[Deine Aufgabe] Gib den folgenden Forumsauszug zum JFrame-Fenster vollständig und wortgetreu wieder.

[Ausgangstext]
Wenn ich eine Instanz von JFrame in einer Methode anzeige,
terminiert mein Hauptprogram wenn ich das Fenster mit dem
Image schieße(mit  frame.setDefaultCloseOperation(JFrame.EXIT_ON_CLOSE).

Also habe ich eine Klasse geschrieben, die die Klasse Thread erweitert und
die ich zum Anzeigen benutze.

Das Problem: wenn ich versuche das erste Image anzuzeigen, wird das
entsprechende Fenster nicht sichtbar. Erst beim zweiten versuch(z.B. mit einem anderen Bild)
werden die BEIDEN Fenster sichtbar.

Woran soll es liegen?
Bin dankbar für jeden Tipp.

Grüße,
Sanin


----------



## Wildcard (30. Apr 2008)

Wenn du nicht willst das dein Programm beim Beenden des Frames terminiert, warum dann EXIT_ON_CLOSE?


----------



## Sanin (30. Apr 2008)

Nun, ich will nur, dass das Fenster, das das Bild anzeigt, geschlossen wird und
der damit verbundene Thread.

Ich will aber weiter mit dem Hauptprogram arbeiten wollen.

Wenn ich HIDE_ON_EXIT wähle, wird das Fenster nicht sichtbar , aber der Thread läuft
noch im hintergrund.

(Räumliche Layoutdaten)
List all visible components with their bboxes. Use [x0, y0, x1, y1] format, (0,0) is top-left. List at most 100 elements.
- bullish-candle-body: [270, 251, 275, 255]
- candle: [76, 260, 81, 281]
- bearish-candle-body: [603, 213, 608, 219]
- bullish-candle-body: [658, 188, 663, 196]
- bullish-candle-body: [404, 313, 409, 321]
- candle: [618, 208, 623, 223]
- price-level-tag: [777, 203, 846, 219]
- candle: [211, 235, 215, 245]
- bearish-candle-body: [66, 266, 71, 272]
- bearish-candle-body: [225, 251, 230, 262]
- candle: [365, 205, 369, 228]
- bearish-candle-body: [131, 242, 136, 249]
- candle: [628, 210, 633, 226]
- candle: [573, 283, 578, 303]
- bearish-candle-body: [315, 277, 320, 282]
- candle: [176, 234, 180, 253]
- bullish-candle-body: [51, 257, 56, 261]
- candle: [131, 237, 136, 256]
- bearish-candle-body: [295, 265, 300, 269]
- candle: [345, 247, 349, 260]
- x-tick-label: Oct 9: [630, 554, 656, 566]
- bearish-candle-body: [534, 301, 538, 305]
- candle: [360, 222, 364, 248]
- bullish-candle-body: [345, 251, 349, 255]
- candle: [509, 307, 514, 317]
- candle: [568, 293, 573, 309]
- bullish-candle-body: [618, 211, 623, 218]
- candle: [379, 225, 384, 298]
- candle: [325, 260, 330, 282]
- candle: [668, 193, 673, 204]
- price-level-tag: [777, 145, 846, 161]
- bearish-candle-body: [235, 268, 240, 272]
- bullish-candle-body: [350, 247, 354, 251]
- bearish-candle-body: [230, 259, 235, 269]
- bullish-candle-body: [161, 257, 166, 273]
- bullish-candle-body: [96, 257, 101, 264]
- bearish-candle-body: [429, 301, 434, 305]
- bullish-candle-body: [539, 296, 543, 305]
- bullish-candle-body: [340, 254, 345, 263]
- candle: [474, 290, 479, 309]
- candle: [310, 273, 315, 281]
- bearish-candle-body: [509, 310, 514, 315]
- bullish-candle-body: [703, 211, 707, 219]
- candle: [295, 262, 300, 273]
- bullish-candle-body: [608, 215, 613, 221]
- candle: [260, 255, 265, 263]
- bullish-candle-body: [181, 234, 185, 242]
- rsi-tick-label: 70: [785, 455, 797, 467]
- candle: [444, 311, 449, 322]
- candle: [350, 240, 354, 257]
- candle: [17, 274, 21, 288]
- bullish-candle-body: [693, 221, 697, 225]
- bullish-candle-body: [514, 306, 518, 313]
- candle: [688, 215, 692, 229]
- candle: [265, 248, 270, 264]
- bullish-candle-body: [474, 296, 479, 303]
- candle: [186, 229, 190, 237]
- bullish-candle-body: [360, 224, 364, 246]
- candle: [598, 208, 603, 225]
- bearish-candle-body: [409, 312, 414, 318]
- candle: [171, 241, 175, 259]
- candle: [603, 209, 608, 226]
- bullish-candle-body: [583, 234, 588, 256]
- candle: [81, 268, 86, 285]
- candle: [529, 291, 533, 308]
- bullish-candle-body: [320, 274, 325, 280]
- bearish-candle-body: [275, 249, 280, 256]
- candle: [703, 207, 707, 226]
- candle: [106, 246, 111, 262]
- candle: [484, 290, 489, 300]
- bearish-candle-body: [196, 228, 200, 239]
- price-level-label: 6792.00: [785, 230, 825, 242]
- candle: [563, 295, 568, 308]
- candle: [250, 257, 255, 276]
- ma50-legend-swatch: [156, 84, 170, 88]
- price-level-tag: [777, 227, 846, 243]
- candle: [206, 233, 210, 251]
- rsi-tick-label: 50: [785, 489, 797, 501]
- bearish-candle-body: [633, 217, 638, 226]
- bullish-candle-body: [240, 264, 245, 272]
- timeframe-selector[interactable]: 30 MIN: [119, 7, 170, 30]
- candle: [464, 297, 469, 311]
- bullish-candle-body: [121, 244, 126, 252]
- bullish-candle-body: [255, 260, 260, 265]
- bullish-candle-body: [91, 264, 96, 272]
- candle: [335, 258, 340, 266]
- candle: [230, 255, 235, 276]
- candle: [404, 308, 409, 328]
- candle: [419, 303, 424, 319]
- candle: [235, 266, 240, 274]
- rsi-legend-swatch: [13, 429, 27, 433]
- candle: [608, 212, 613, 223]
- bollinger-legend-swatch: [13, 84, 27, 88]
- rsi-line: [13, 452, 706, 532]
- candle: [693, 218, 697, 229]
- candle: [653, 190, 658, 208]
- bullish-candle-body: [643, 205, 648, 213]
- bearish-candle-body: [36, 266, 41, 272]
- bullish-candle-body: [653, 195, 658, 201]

[Richtige Antwort]
Wenn ich eine Instanz von JFrame in einer Methode anzeige,
terminiert mein Hauptprogram wenn ich das Fenster mit dem
Image schieße(mit  frame.setDefaultCloseOperation(JFrame.EXIT_ON_CLOSE).

Also habe ich eine Klasse geschrieben, die die Klasse Thread erweitert und
die ich zum Anzeigen benutze.

Das Problem: wenn ich versuche das erste Image anzuzeigen, wird das
entsprechende Fenster nicht sichtbar. Erst beim zweiten versuch(z.B. mit einem anderen Bild)
werden die BEIDEN Fenster sichtbar.

Woran soll es liegen?
Bin dankbar für jeden Tipp.

Grüße,
Sanin


----------



## Wildcard (30. Apr 2008)

Wenn du nicht willst das dein Programm beim Beenden des Frames terminiert, warum dann EXIT_ON_CLOSE?


----------



## Sanin (30. Apr 2008)

Nun, ich will nur, dass das Fenster, das das Bild anzeigt, geschlossen wird und
der damit verbundene Thread.

Ich will aber weiter mit dem Hauptprogram arbeiten wollen.

Wenn ich HIDE_ON_EXIT wähle, wird das Fenster nicht sichtbar , aber der Thread läuft
noch im hintergrund.